======== Given records ========

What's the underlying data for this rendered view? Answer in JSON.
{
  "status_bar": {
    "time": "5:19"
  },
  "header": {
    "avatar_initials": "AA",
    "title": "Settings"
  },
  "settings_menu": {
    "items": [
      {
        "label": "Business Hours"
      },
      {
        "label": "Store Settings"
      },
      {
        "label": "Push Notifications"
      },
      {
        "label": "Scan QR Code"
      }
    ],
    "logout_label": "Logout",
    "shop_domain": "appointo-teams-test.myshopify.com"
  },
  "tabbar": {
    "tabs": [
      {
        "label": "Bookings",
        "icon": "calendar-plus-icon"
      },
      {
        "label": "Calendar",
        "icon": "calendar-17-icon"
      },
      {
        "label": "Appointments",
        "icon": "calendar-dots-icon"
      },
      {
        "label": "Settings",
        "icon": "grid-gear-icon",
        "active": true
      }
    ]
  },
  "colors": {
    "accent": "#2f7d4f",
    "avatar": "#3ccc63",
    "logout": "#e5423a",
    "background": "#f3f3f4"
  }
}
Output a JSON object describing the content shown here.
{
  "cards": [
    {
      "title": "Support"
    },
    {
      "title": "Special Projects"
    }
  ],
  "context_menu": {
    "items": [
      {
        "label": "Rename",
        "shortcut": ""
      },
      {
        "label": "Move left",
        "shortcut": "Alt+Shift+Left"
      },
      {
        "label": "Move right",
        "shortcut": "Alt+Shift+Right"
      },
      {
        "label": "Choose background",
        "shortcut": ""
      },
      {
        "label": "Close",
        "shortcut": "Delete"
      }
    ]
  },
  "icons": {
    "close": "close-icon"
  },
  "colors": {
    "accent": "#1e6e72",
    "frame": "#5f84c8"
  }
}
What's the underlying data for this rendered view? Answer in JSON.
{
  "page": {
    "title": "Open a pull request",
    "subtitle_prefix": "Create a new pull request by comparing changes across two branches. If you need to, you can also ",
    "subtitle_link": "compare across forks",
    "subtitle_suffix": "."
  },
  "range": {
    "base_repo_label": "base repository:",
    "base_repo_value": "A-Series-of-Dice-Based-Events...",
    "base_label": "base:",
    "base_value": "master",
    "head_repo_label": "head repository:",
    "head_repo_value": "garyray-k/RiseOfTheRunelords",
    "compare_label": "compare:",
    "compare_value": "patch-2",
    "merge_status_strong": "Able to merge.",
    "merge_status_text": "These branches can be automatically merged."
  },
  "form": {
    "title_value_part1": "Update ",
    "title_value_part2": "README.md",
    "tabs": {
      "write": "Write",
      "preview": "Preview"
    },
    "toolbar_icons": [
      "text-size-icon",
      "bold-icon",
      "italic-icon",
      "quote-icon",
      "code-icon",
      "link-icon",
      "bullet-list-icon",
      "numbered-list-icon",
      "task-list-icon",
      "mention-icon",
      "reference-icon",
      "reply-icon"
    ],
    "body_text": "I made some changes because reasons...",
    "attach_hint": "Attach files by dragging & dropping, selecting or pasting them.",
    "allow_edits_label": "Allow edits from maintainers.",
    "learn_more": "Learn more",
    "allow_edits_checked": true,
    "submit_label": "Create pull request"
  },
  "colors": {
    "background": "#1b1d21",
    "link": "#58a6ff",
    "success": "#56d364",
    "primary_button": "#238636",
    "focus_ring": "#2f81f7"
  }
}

========
======== Given records ========

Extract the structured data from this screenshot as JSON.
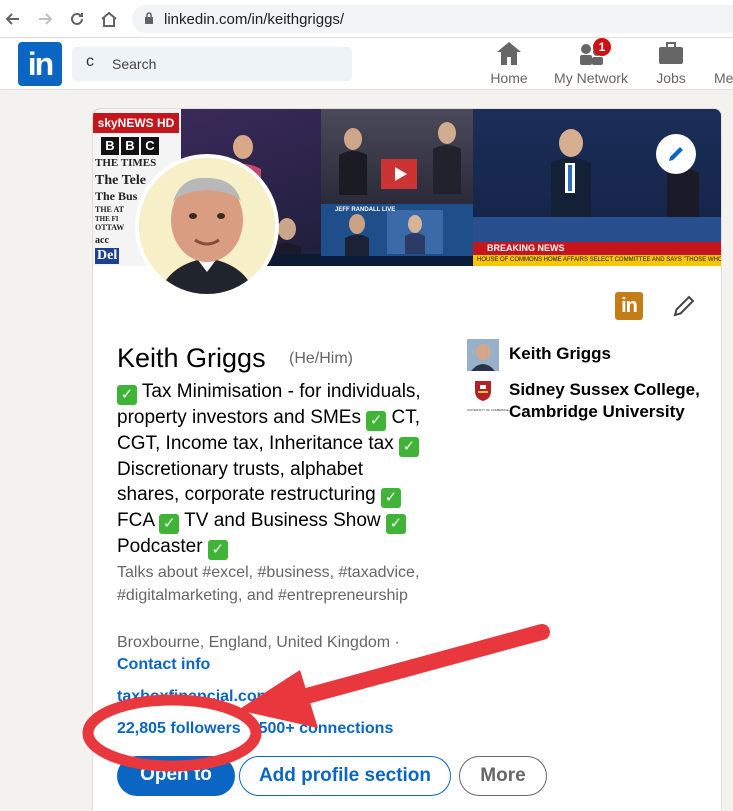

========
======== Given records ========

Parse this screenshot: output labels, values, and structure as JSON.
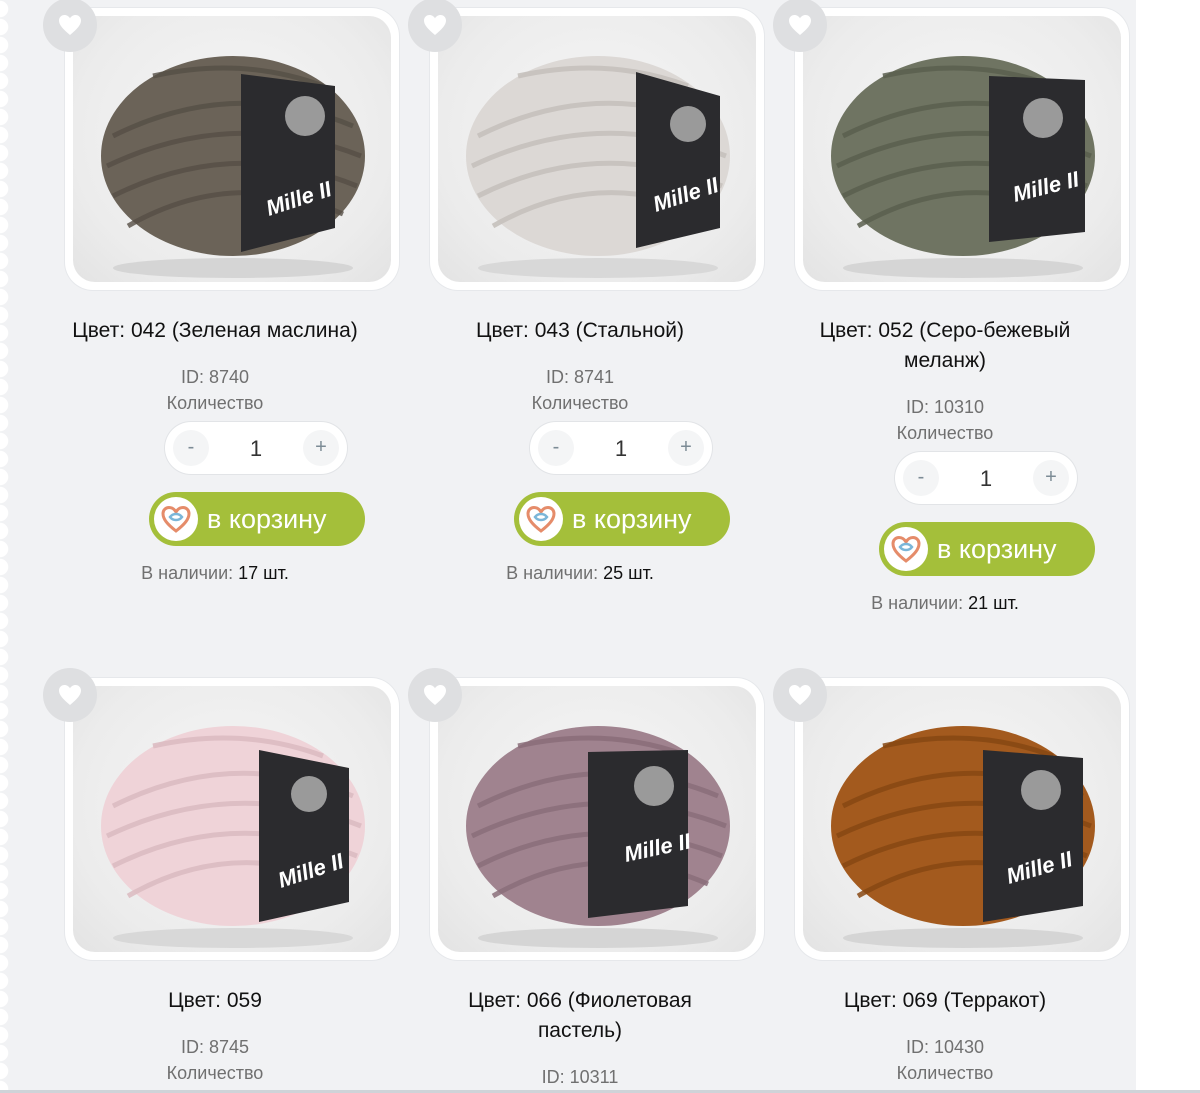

========

▸ Aim of the task: Using the listing above, gather each line that holds the string "screenshot" and copy it.

▸ Finished answer:
Extract the structured data from this screenshot as JSON.
Parse this screenshot: output labels, values, and structure as JSON.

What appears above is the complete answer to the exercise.